### Set exercise
How many lines in the listing below include the word "Leonie"? Answer with the number and nothing else.

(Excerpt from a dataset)

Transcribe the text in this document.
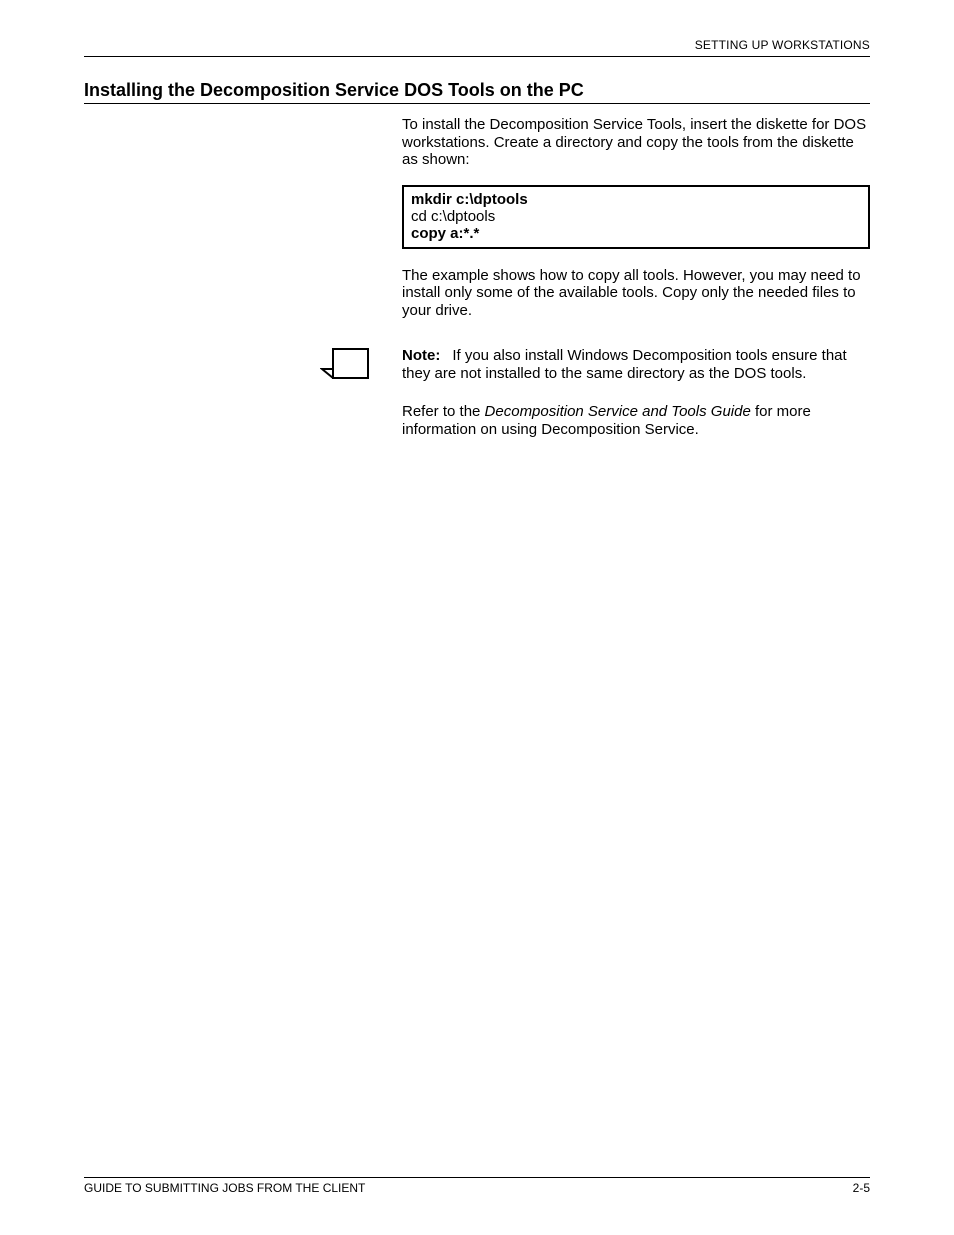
SETTING UP WORKSTATIONS
Installing the Decomposition Service DOS Tools on the PC

To install the Decomposition Service Tools, insert the diskette for DOS workstations. Create a directory and copy the tools from the diskette as shown:

mkdir c:\dptools
cd c:\dptools
copy a:*.*

The example shows how to copy all tools. However, you may need to install only some of the available tools. Copy only the needed files to your drive.

Note: If you also install Windows Decomposition tools ensure that they are not installed to the same directory as the DOS tools.

Refer to the Decomposition Service and Tools Guide for more information on using Decomposition Service.

GUIDE TO SUBMITTING JOBS FROM THE CLIENT	2-5
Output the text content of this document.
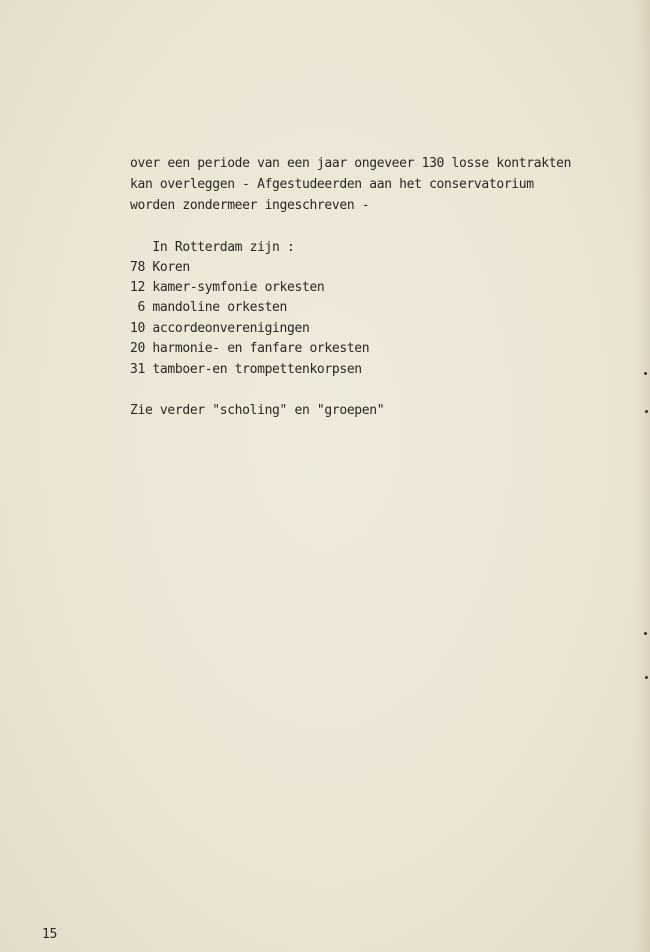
over een periode van een jaar ongeveer 130 losse kontrakten
kan overleggen - Afgestudeerden aan het conservatorium
worden zondermeer ingeschreven -
In Rotterdam zijn :
78 Koren
12 kamer-symfonie orkesten
6 mandoline orkesten
10 accordeonverenigingen
20 harmonie- en fanfare orkesten
31 tamboer-en trompettenkorpsen
Zie verder "scholing" en "groepen"
15
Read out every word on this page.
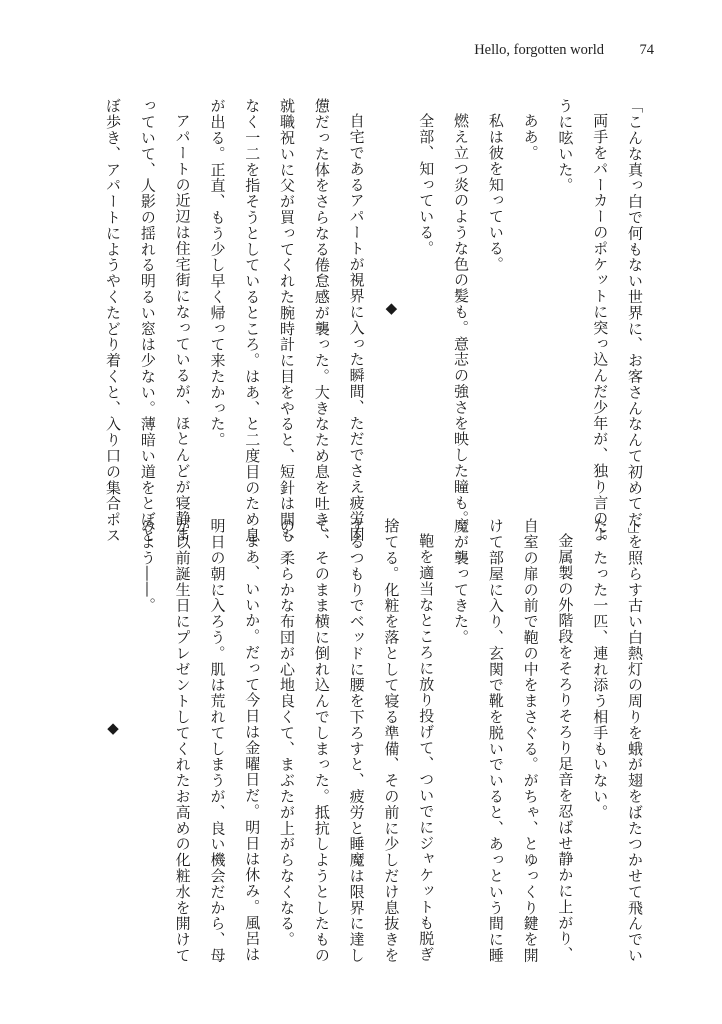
Hello, forgotten world 74

「こんな真っ白で何もない世界に、お客さんなんて初めてだ」

両手をパーカーのポケットに突っ込んだ少年が、独り言のよ

うに呟いた。

ああ。

私は彼を知っている。

燃え立つ炎のような色の髪も。意志の強さを映した瞳も。

全部、知っている。

◆

自宅であるアパートが視界に入った瞬間、ただでさえ疲労困

憊だった体をさらなる倦怠感が襲った。大きなため息を吐き、

就職祝いに父が買ってくれた腕時計に目をやると、短針は間も

なく一二を指そうとしているところ。はあ、と二度目のため息

が出る。正直、もう少し早く帰って来たかった。

アパートの近辺は住宅街になっているが、ほとんどが寝静ま

っていて、人影の揺れる明るい窓は少ない。薄暗い道をとぼと

ぼ歩き、アパートにようやくたどり着くと、入り口の集合ポス

トを照らす古い白熱灯の周りを蛾が翅をばたつかせて飛んでい

た。たった一匹、連れ添う相手もいない。

金属製の外階段をそろりそろり足音を忍ばせ静かに上がり、

自室の扉の前で鞄の中をまさぐる。がちゃ、とゆっくり鍵を開

けて部屋に入り、玄関で靴を脱いでいると、あっという間に睡

魔が襲ってきた。

鞄を適当なところに放り投げて、ついでにジャケットも脱ぎ

捨てる。化粧を落として寝る準備、その前に少しだけ息抜きを

するつもりでベッドに腰を下ろすと、疲労と睡魔は限界に達し

て、そのまま横に倒れ込んでしまった。抵抗しようとしたもの

の、柔らかな布団が心地良くて、まぶたが上がらなくなる。

まあ、いいか。だって今日は金曜日だ。明日は休み。風呂は

明日の朝に入ろう。肌は荒れてしまうが、良い機会だから、母

が以前誕生日にプレゼントしてくれたお高めの化粧水を開けて

みよう――。

◆
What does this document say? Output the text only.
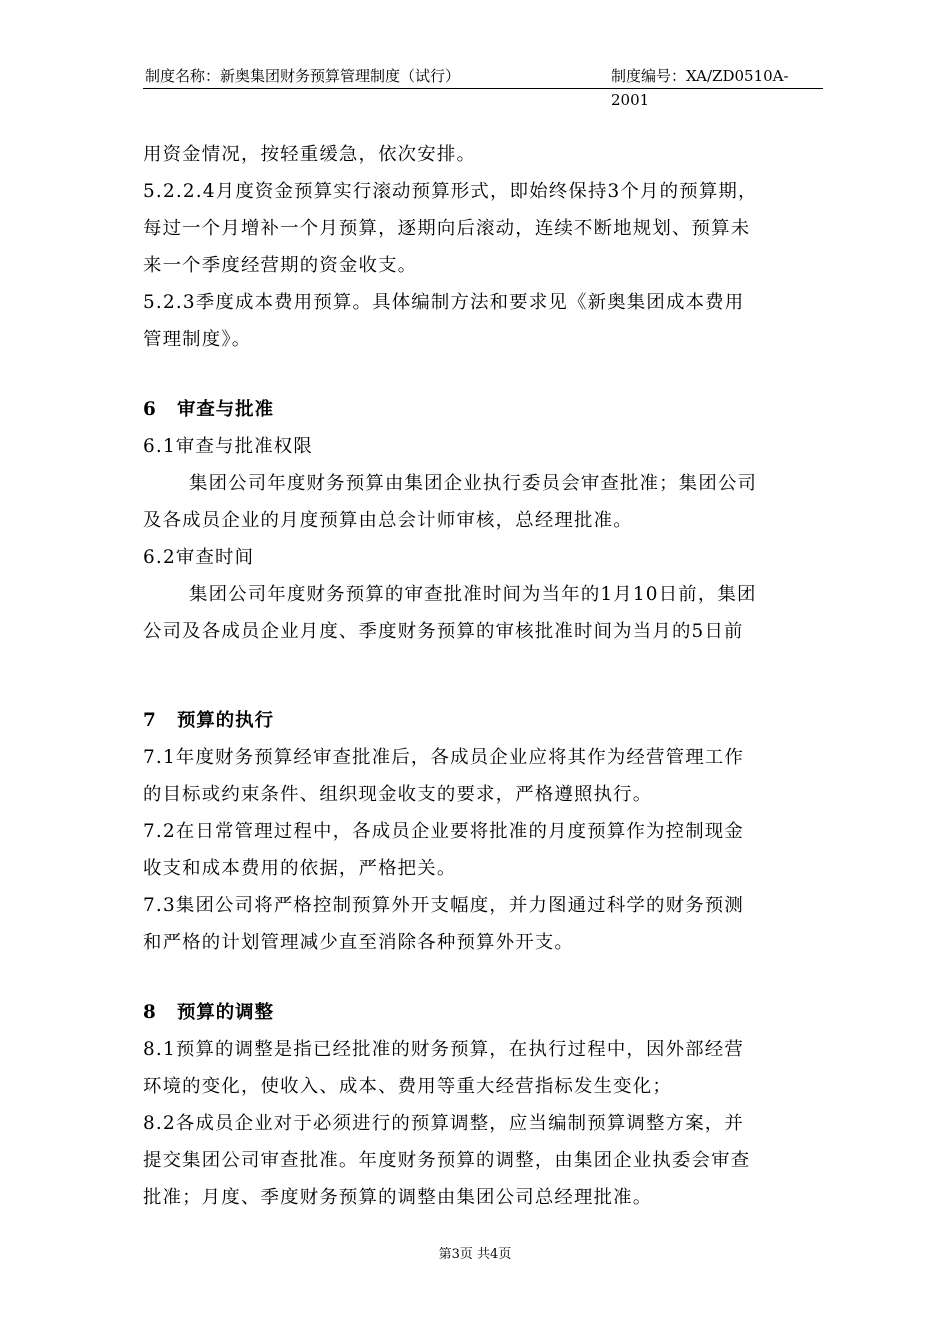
制度名称：新奥集团财务预算管理制度（试行）	制度编号：XA/ZD0510A-2001
用资金情况，按轻重缓急，依次安排。
5.2.2.4月度资金预算实行滚动预算形式，即始终保持3个月的预算期，
每过一个月增补一个月预算，逐期向后滚动，连续不断地规划、预算未
来一个季度经营期的资金收支。
5.2.3季度成本费用预算。具体编制方法和要求见《新奥集团成本费用
管理制度》。
6 审查与批准
6.1审查与批准权限
集团公司年度财务预算由集团企业执行委员会审查批准；集团公司
及各成员企业的月度预算由总会计师审核，总经理批准。
6.2审查时间
集团公司年度财务预算的审查批准时间为当年的1月10日前，集团
公司及各成员企业月度、季度财务预算的审核批准时间为当月的5日前
7 预算的执行
7.1年度财务预算经审查批准后，各成员企业应将其作为经营管理工作
的目标或约束条件、组织现金收支的要求，严格遵照执行。
7.2在日常管理过程中，各成员企业要将批准的月度预算作为控制现金
收支和成本费用的依据，严格把关。
7.3集团公司将严格控制预算外开支幅度，并力图通过科学的财务预测
和严格的计划管理减少直至消除各种预算外开支。
8 预算的调整
8.1预算的调整是指已经批准的财务预算，在执行过程中，因外部经营
环境的变化，使收入、成本、费用等重大经营指标发生变化；
8.2各成员企业对于必须进行的预算调整，应当编制预算调整方案，并
提交集团公司审查批准。年度财务预算的调整，由集团企业执委会审查
批准；月度、季度财务预算的调整由集团公司总经理批准。
第3页 共4页
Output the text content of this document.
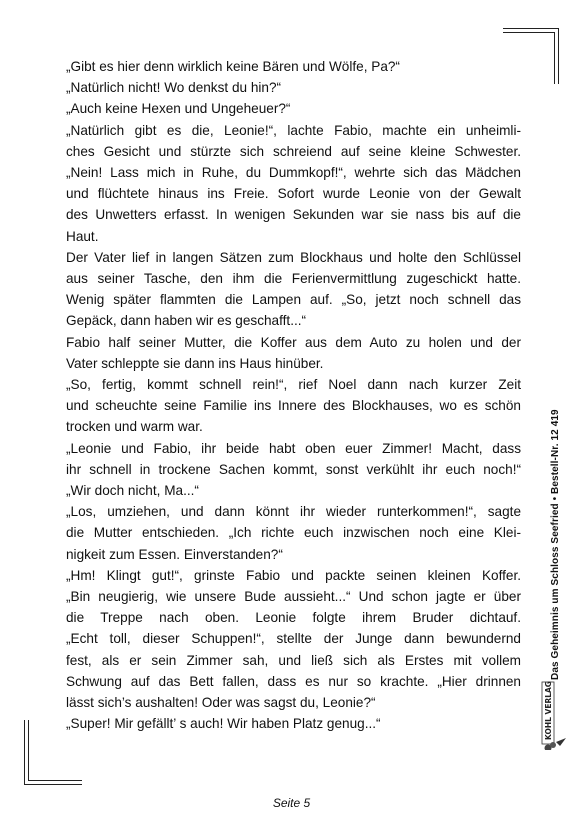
„Gibt es hier denn wirklich keine Bären und Wölfe, Pa?“
„Natürlich nicht! Wo denkst du hin?“
„Auch keine Hexen und Ungeheuer?“
„Natürlich gibt es die, Leonie!“, lachte Fabio, machte ein unheimli-
ches Gesicht und stürzte sich schreiend auf seine kleine Schwester.
„Nein! Lass mich in Ruhe, du Dummkopf!“, wehrte sich das Mädchen
und flüchtete hinaus ins Freie. Sofort wurde Leonie von der Gewalt
des Unwetters erfasst. In wenigen Sekunden war sie nass bis auf die
Haut.
Der Vater lief in langen Sätzen zum Blockhaus und holte den Schlüssel
aus seiner Tasche, den ihm die Ferienvermittlung zugeschickt hatte.
Wenig später flammten die Lampen auf. „So, jetzt noch schnell das
Gepäck, dann haben wir es geschafft...“
Fabio half seiner Mutter, die Koffer aus dem Auto zu holen und der
Vater schleppte sie dann ins Haus hinüber.
„So, fertig, kommt schnell rein!“, rief Noel dann nach kurzer Zeit
und scheuchte seine Familie ins Innere des Blockhauses, wo es schön
trocken und warm war.
„Leonie und Fabio, ihr beide habt oben euer Zimmer! Macht, dass
ihr schnell in trockene Sachen kommt, sonst verkühlt ihr euch noch!“
„Wir doch nicht, Ma...“
„Los, umziehen, und dann könnt ihr wieder runterkommen!“, sagte
die Mutter entschieden. „Ich richte euch inzwischen noch eine Klei-
nigkeit zum Essen. Einverstanden?“
„Hm! Klingt gut!“, grinste Fabio und packte seinen kleinen Koffer.
„Bin neugierig, wie unsere Bude aussieht...“ Und schon jagte er über
die Treppe nach oben. Leonie folgte ihrem Bruder dichtauf.
„Echt toll, dieser Schuppen!“, stellte der Junge dann bewundernd
fest, als er sein Zimmer sah, und ließ sich als Erstes mit vollem
Schwung auf das Bett fallen, dass es nur so krachte. „Hier drinnen
lässt sich’s aushalten! Oder was sagst du, Leonie?“
„Super! Mir gefällt’ s auch! Wir haben Platz genug...“
Das Geheimnis um Schloss Seefried • Bestell-Nr. 12 419
KOHL VERLAG
Seite 5
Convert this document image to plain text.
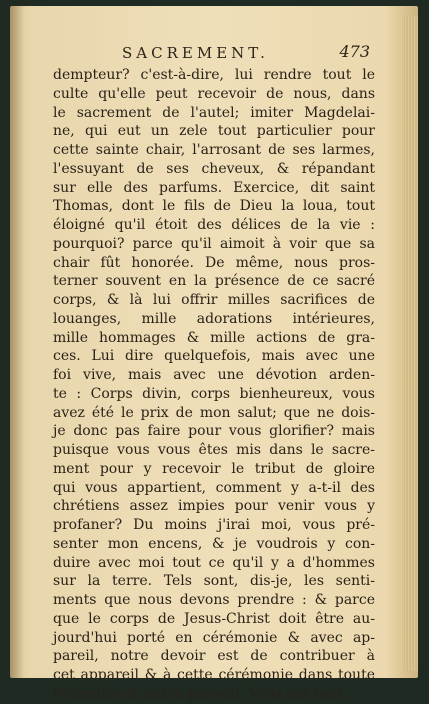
SACREMENT.	473
dempteur? c'est-à-dire, lui rendre tout le
culte qu'elle peut recevoir de nous, dans
le sacrement de l'autel; imiter Magdelai-
ne, qui eut un zele tout particulier pour
cette sainte chair, l'arrosant de ses larmes,
l'essuyant de ses cheveux, & répandant
sur elle des parfums. Exercice, dit saint
Thomas, dont le fils de Dieu la loua, tout
éloigné qu'il étoit des délices de la vie :
pourquoi? parce qu'il aimoit à voir que sa
chair fût honorée. De même, nous pros-
terner souvent en la présence de ce sacré
corps, & là lui offrir milles sacrifices de
louanges, mille adorations intérieures,
mille hommages & mille actions de gra-
ces. Lui dire quelquefois, mais avec une
foi vive, mais avec une dévotion arden-
te : Corps divin, corps bienheureux, vous
avez été le prix de mon salut; que ne dois-
je donc pas faire pour vous glorifier? mais
puisque vous vous êtes mis dans le sacre-
ment pour y recevoir le tribut de gloire
qui vous appartient, comment y a-t-il des
chrétiens assez impies pour venir vous y
profaner? Du moins j'irai moi, vous pré-
senter mon encens, & je voudrois y con-
duire avec moi tout ce qu'il y a d'hommes
sur la terre. Tels sont, dis-je, les senti-
ments que nous devons prendre : & parce
que le corps de Jesus-Christ doit être au-
jourd'hui porté en cérémonie & avec ap-
pareil, notre devoir est de contribuer à
cet appareil & à cette cérémonie dans toute
l'étendue de notre pouvoir. Vous sur-tout,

### The answer
5